Short problem: Filter out everything except lines holding "Alice".

Extracted material:

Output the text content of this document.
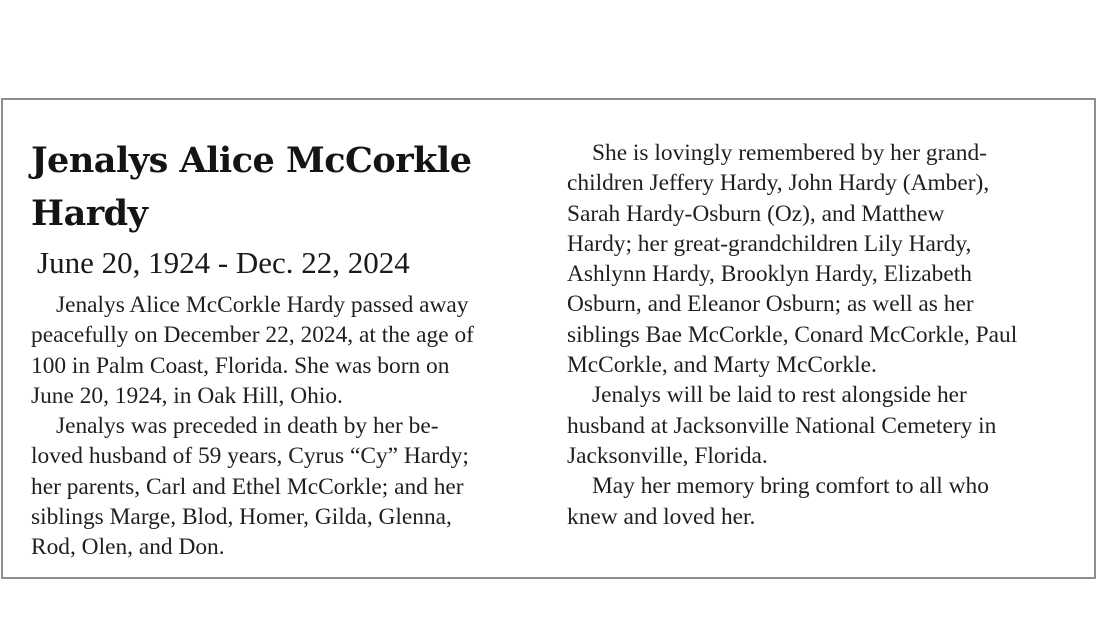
Jenalys Alice McCorkle
Hardy
June 20, 1924 - Dec. 22, 2024
Jenalys Alice McCorkle Hardy passed away
peacefully on December 22, 2024, at the age of
100 in Palm Coast, Florida. She was born on
June 20, 1924, in Oak Hill, Ohio.
Jenalys was preceded in death by her be-
loved husband of 59 years, Cyrus “Cy” Hardy;
her parents, Carl and Ethel McCorkle; and her
siblings Marge, Blod, Homer, Gilda, Glenna,
Rod, Olen, and Don.
She is lovingly remembered by her grand-
children Jeffery Hardy, John Hardy (Amber),
Sarah Hardy-Osburn (Oz), and Matthew
Hardy; her great-grandchildren Lily Hardy,
Ashlynn Hardy, Brooklyn Hardy, Elizabeth
Osburn, and Eleanor Osburn; as well as her
siblings Bae McCorkle, Conard McCorkle, Paul
McCorkle, and Marty McCorkle.
Jenalys will be laid to rest alongside her
husband at Jacksonville National Cemetery in
Jacksonville, Florida.
May her memory bring comfort to all who
knew and loved her.
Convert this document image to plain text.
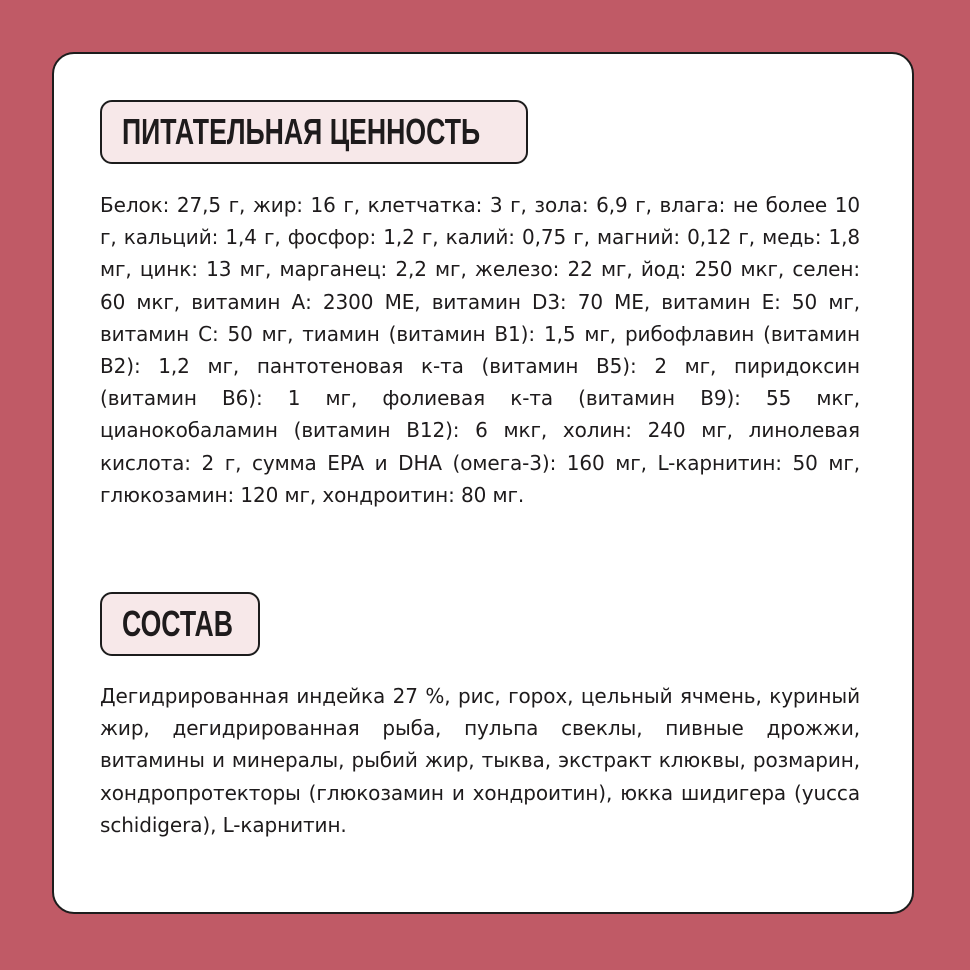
ПИТАТЕЛЬНАЯ ЦЕННОСТЬ

Белок: 27,5 г, жир: 16 г, клетчатка: 3 г, зола: 6,9 г, влага: не более 10 г, кальций: 1,4 г, фосфор: 1,2 г, калий: 0,75 г, магний: 0,12 г, медь: 1,8 мг, цинк: 13 мг, марганец: 2,2 мг, железо: 22 мг, йод: 250 мкг, селен: 60 мкг, витамин А: 2300 МЕ, витамин D3: 70 МЕ, витамин Е: 50 мг, витамин С: 50 мг, тиамин (витамин В1): 1,5 мг, рибофлавин (витамин В2): 1,2 мг, пантотеновая к-та (витамин В5): 2 мг, пиридоксин (витамин В6): 1 мг, фолиевая к-та (витамин В9): 55 мкг, цианокобаламин (витамин В12): 6 мкг, холин: 240 мг, линолевая кислота: 2 г, сумма EPA и DHA (омега-3): 160 мг, L-карнитин: 50 мг, глюкозамин: 120 мг, хондроитин: 80 мг.

СОСТАВ

Дегидрированная индейка 27 %, рис, горох, цельный ячмень, куриный жир, дегидрированная рыба, пульпа свеклы, пивные дрожжи, витамины и минералы, рыбий жир, тыква, экстракт клюквы, розмарин, хондропротекторы (глюкозамин и хондроитин), юкка шидигера (yucca schidigera), L-карнитин.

Expected output:
Jenalys Alice McCorkle
Jenalys Alice McCorkle Hardy passed away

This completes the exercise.